Can you output the material exactly as written, minus any pictures it holds?

[Records about charts and figures]
§

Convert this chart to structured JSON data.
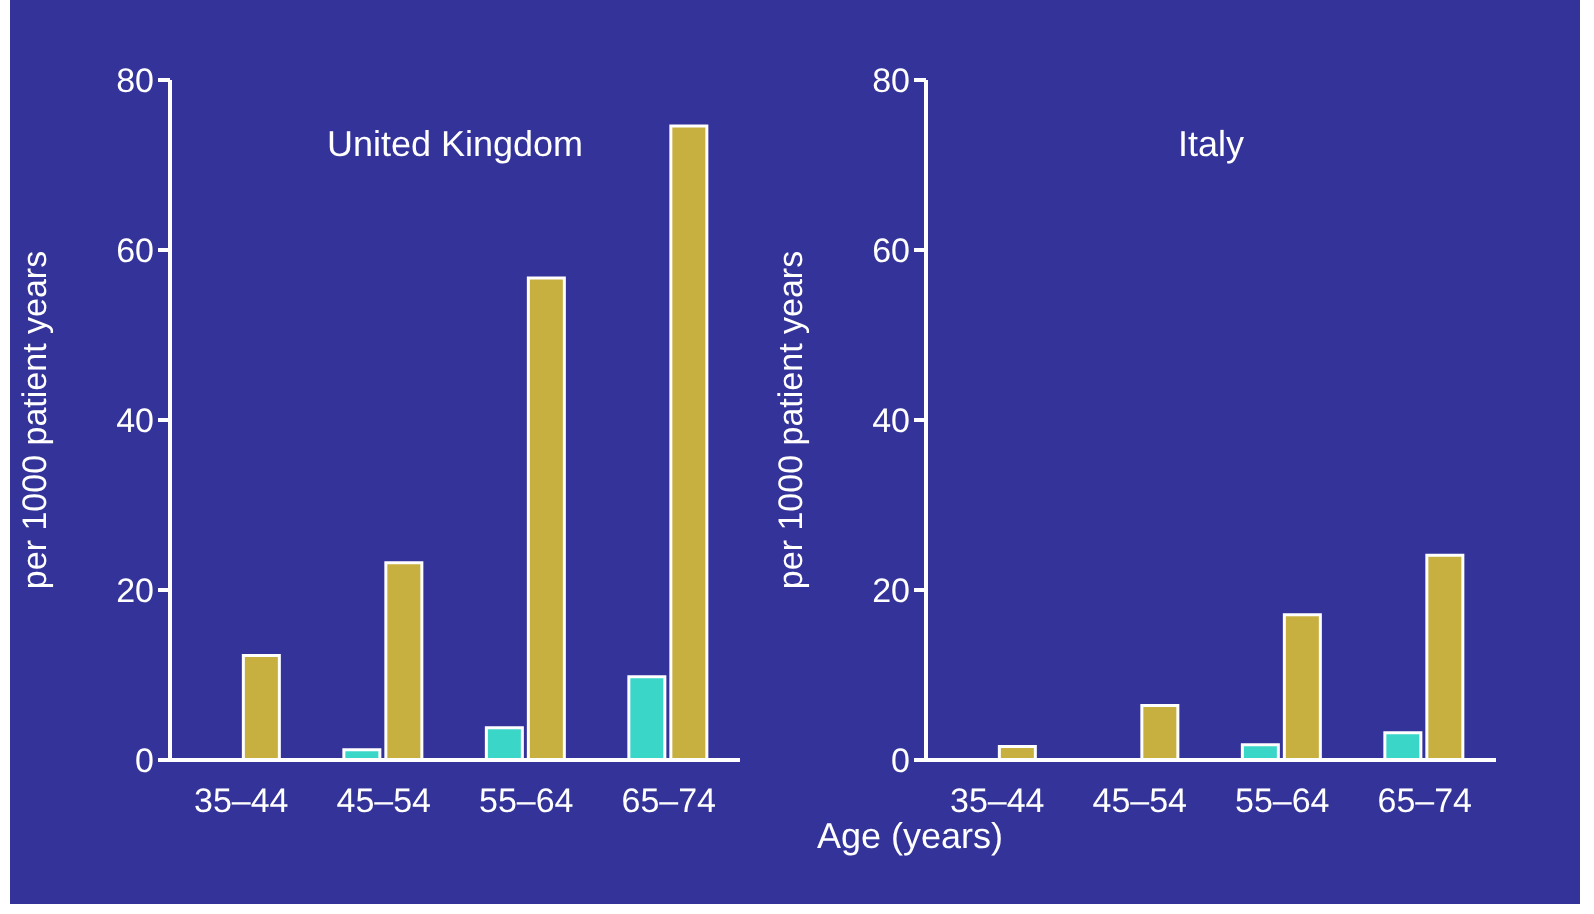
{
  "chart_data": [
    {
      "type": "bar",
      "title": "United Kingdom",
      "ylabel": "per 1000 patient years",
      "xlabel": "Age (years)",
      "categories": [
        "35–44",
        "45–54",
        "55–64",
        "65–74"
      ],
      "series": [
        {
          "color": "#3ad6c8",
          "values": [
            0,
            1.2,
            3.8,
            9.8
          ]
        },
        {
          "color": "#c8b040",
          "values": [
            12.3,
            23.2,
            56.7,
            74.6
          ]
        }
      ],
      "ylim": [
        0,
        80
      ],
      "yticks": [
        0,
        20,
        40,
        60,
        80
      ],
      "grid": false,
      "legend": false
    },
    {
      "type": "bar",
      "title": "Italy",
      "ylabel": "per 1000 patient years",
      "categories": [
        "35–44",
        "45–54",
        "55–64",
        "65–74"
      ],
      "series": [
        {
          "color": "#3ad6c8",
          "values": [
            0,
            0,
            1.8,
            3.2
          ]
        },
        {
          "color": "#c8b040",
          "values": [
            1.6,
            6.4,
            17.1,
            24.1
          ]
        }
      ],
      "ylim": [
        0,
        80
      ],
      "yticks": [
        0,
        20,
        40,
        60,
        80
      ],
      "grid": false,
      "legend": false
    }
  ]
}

§

(CORRECT OUTPUT):
Convert this chart to structured JSON data.
{
  "chart_data": [
    {
      "type": "bar",
      "title": "United Kingdom",
      "ylabel": "per 1000 patient years",
      "xlabel": "Age (years)",
      "categories": [
        "35–44",
        "45–54",
        "55–64",
        "65–74"
      ],
      "series": [
        {
          "color": "#3ad6c8",
          "values": [
            0,
            1.2,
            3.8,
            9.8
          ]
        },
        {
          "color": "#c8b040",
          "values": [
            12.3,
            23.2,
            56.7,
            74.6
          ]
        }
      ],
      "ylim": [
        0,
        80
      ],
      "yticks": [
        0,
        20,
        40,
        60,
        80
      ],
      "grid": false,
      "legend": false
    },
    {
      "type": "bar",
      "title": "Italy",
      "ylabel": "per 1000 patient years",
      "categories": [
        "35–44",
        "45–54",
        "55–64",
        "65–74"
      ],
      "series": [
        {
          "color": "#3ad6c8",
          "values": [
            0,
            0,
            1.8,
            3.2
          ]
        },
        {
          "color": "#c8b040",
          "values": [
            1.6,
            6.4,
            17.1,
            24.1
          ]
        }
      ],
      "ylim": [
        0,
        80
      ],
      "yticks": [
        0,
        20,
        40,
        60,
        80
      ],
      "grid": false,
      "legend": false
    }
  ]
}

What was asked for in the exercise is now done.